* YOUR INSTRUCTIONS: Print the entries that appear below, exactly as written and without their pictures.

Collected data
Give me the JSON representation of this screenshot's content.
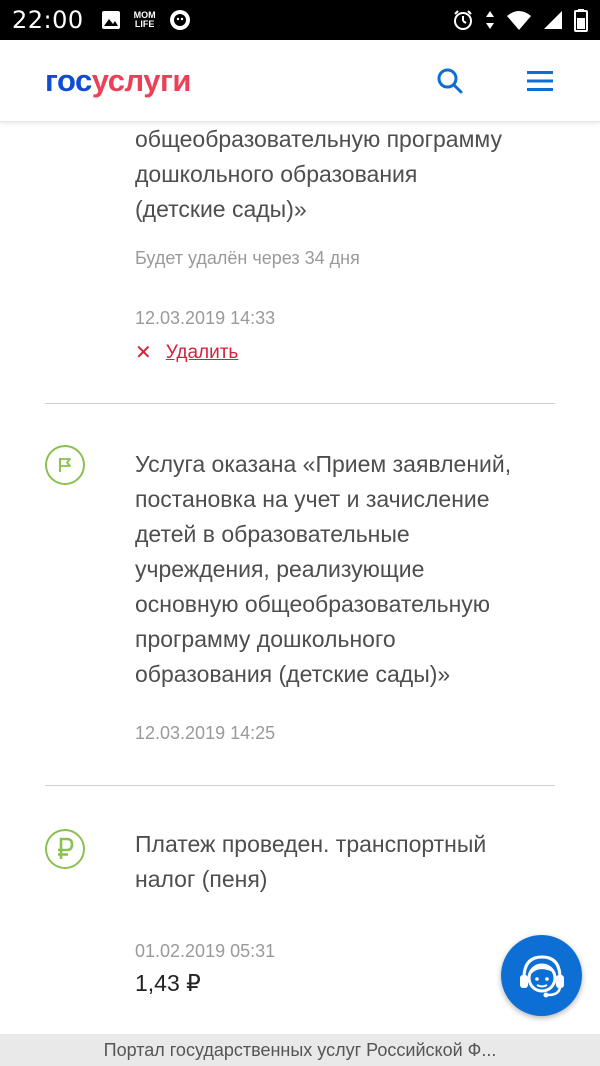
{
  "status_bar": {
    "time": "22:00",
    "mom_life_line1": "MOM",
    "mom_life_line2": "LIFE",
    "icons": [
      "image-icon",
      "mom-life-icon",
      "lion-icon",
      "alarm-icon",
      "data-arrows-icon",
      "wifi-icon",
      "signal-icon",
      "battery-icon"
    ]
  },
  "header": {
    "logo_part1": "гос",
    "logo_part2": "услуги",
    "colors": {
      "brand_blue": "#0d4cd3",
      "brand_red": "#ee3f58",
      "accent": "#0d6ed3"
    },
    "icons": [
      "search-icon",
      "menu-icon"
    ]
  },
  "feed": {
    "top_item": {
      "text_lines": [
        "общеобразовательную программу",
        "дошкольного образования",
        "(детские сады)»"
      ],
      "expiry_note": "Будет удалён через 34 дня",
      "timestamp": "12.03.2019 14:33",
      "delete_label": "Удалить"
    },
    "service_item": {
      "icon": "flag-icon",
      "text_lines": [
        "Услуга оказана «Прием заявлений,",
        "постановка на учет и зачисление",
        "детей в образовательные",
        "учреждения, реализующие",
        "основную общеобразовательную",
        "программу дошкольного",
        "образования (детские сады)»"
      ],
      "timestamp": "12.03.2019 14:25"
    },
    "payment_item": {
      "icon": "ruble-icon",
      "text_lines": [
        "Платеж проведен. транспортный",
        "налог (пеня)"
      ],
      "timestamp": "01.02.2019 05:31",
      "amount": "1,43 ₽"
    }
  },
  "support_button": {
    "icon": "support-agent-icon"
  },
  "footer": {
    "text": "Портал государственных услуг Российской Ф..."
  }
}
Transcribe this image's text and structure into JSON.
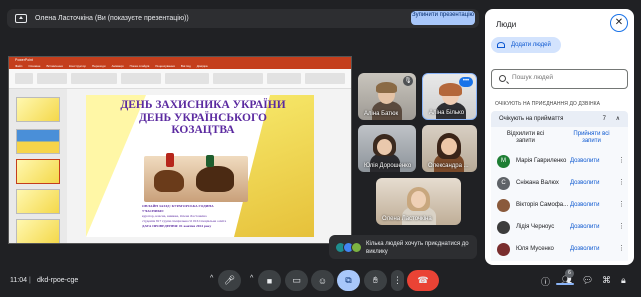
{
  "banner": {
    "text": "Олена Ласточкіна (Ви (показуєте презентацію))",
    "stop_label": "Зупинити презентацію"
  },
  "ppt": {
    "title": "PowerPoint",
    "menu": [
      "Файл",
      "Основне",
      "Вставлення",
      "Конструктор",
      "Переходи",
      "Анімація",
      "Показ слайдів",
      "Рецензування",
      "Вигляд",
      "Довідка"
    ]
  },
  "slide": {
    "title": "ДЕНЬ ЗАХИСНИКА УКРАЇНИ ДЕНЬ УКРАЇНСЬКОГО КОЗАЦТВА",
    "body_heading": "ОНЛАЙН ЗАХІД: КУРАТОРСЬКА ГОДИНА",
    "body_label": "УЧАСНИКИ:",
    "body_line1": "куратор, класна, книжка, Олена Ласточкіна",
    "body_line2": "студенти 817 групи спеціальності 016 Спеціальна освіта",
    "body_date": "ДАТА ПРОВЕДЕННЯ: 01 жовтня 2024 року"
  },
  "tiles": [
    {
      "name": "Аліна Батюк"
    },
    {
      "name": "Аліна Білько"
    },
    {
      "name": "Юлія Дорошенко"
    },
    {
      "name": "Олександра ..."
    },
    {
      "name": "Олена Ласточкіна"
    }
  ],
  "toast": {
    "text": "Кілька людей хочуть приєднатися до виклику"
  },
  "bottom": {
    "clock": "11:04",
    "separator": "|",
    "meeting_code": "dkd-rpoe-cge",
    "people_count": "6"
  },
  "panel": {
    "title": "Люди",
    "add_people": "Додати людей",
    "search_placeholder": "Пошук людей",
    "section": "ОЧІКУЮТЬ НА ПРИЄДНАННЯ ДО ДЗВІНКА",
    "waiting_label": "Очікують на приймаття",
    "waiting_count": "7",
    "reject_all": "Відхилити всі запити",
    "accept_all": "Прийняти всі запити",
    "allow_label": "Дозволити",
    "requests": [
      {
        "initial": "М",
        "name": "Марія Гавриленко",
        "color": "#1e7e34"
      },
      {
        "initial": "С",
        "name": "Сніжана Валюх",
        "color": "#5f6368"
      },
      {
        "initial": "",
        "name": "Вікторія Самофа...",
        "color": "#8a5a3c"
      },
      {
        "initial": "",
        "name": "Лідія Черноус",
        "color": "#3c3c3c"
      },
      {
        "initial": "",
        "name": "Юля Мусенко",
        "color": "#7a2e2e"
      }
    ]
  }
}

* COMPLETE ANSWER:
Give me the JSON representation of this screenshot's content.
{
  "status_bar": {
    "time": "22:00",
    "mom_life_line1": "MOM",
    "mom_life_line2": "LIFE",
    "icons": [
      "image-icon",
      "mom-life-icon",
      "lion-icon",
      "alarm-icon",
      "data-arrows-icon",
      "wifi-icon",
      "signal-icon",
      "battery-icon"
    ]
  },
  "header": {
    "logo_part1": "гос",
    "logo_part2": "услуги",
    "colors": {
      "brand_blue": "#0d4cd3",
      "brand_red": "#ee3f58",
      "accent": "#0d6ed3"
    },
    "icons": [
      "search-icon",
      "menu-icon"
    ]
  },
  "feed": {
    "top_item": {
      "text_lines": [
        "общеобразовательную программу",
        "дошкольного образования",
        "(детские сады)»"
      ],
      "expiry_note": "Будет удалён через 34 дня",
      "timestamp": "12.03.2019 14:33",
      "delete_label": "Удалить"
    },
    "service_item": {
      "icon": "flag-icon",
      "text_lines": [
        "Услуга оказана «Прием заявлений,",
        "постановка на учет и зачисление",
        "детей в образовательные",
        "учреждения, реализующие",
        "основную общеобразовательную",
        "программу дошкольного",
        "образования (детские сады)»"
      ],
      "timestamp": "12.03.2019 14:25"
    },
    "payment_item": {
      "icon": "ruble-icon",
      "text_lines": [
        "Платеж проведен. транспортный",
        "налог (пеня)"
      ],
      "timestamp": "01.02.2019 05:31",
      "amount": "1,43 ₽"
    }
  },
  "support_button": {
    "icon": "support-agent-icon"
  },
  "footer": {
    "text": "Портал государственных услуг Российской Ф..."
  }
}
Transcribe this image's text and structure into JSON.
{
  "banner": {
    "text": "Олена Ласточкіна (Ви (показуєте презентацію))",
    "stop_label": "Зупинити презентацію"
  },
  "ppt": {
    "title": "PowerPoint",
    "menu": [
      "Файл",
      "Основне",
      "Вставлення",
      "Конструктор",
      "Переходи",
      "Анімація",
      "Показ слайдів",
      "Рецензування",
      "Вигляд",
      "Довідка"
    ]
  },
  "slide": {
    "title": "ДЕНЬ ЗАХИСНИКА УКРАЇНИ ДЕНЬ УКРАЇНСЬКОГО КОЗАЦТВА",
    "body_heading": "ОНЛАЙН ЗАХІД: КУРАТОРСЬКА ГОДИНА",
    "body_label": "УЧАСНИКИ:",
    "body_line1": "куратор, класна, книжка, Олена Ласточкіна",
    "body_line2": "студенти 817 групи спеціальності 016 Спеціальна освіта",
    "body_date": "ДАТА ПРОВЕДЕННЯ: 01 жовтня 2024 року"
  },
  "tiles": [
    {
      "name": "Аліна Батюк"
    },
    {
      "name": "Аліна Білько"
    },
    {
      "name": "Юлія Дорошенко"
    },
    {
      "name": "Олександра ..."
    },
    {
      "name": "Олена Ласточкіна"
    }
  ],
  "toast": {
    "text": "Кілька людей хочуть приєднатися до виклику"
  },
  "bottom": {
    "clock": "11:04",
    "separator": "|",
    "meeting_code": "dkd-rpoe-cge",
    "people_count": "6"
  },
  "panel": {
    "title": "Люди",
    "add_people": "Додати людей",
    "search_placeholder": "Пошук людей",
    "section": "ОЧІКУЮТЬ НА ПРИЄДНАННЯ ДО ДЗВІНКА",
    "waiting_label": "Очікують на приймаття",
    "waiting_count": "7",
    "reject_all": "Відхилити всі запити",
    "accept_all": "Прийняти всі запити",
    "allow_label": "Дозволити",
    "requests": [
      {
        "initial": "М",
        "name": "Марія Гавриленко",
        "color": "#1e7e34"
      },
      {
        "initial": "С",
        "name": "Сніжана Валюх",
        "color": "#5f6368"
      },
      {
        "initial": "",
        "name": "Вікторія Самофа...",
        "color": "#8a5a3c"
      },
      {
        "initial": "",
        "name": "Лідія Черноус",
        "color": "#3c3c3c"
      },
      {
        "initial": "",
        "name": "Юля Мусенко",
        "color": "#7a2e2e"
      }
    ]
  }
}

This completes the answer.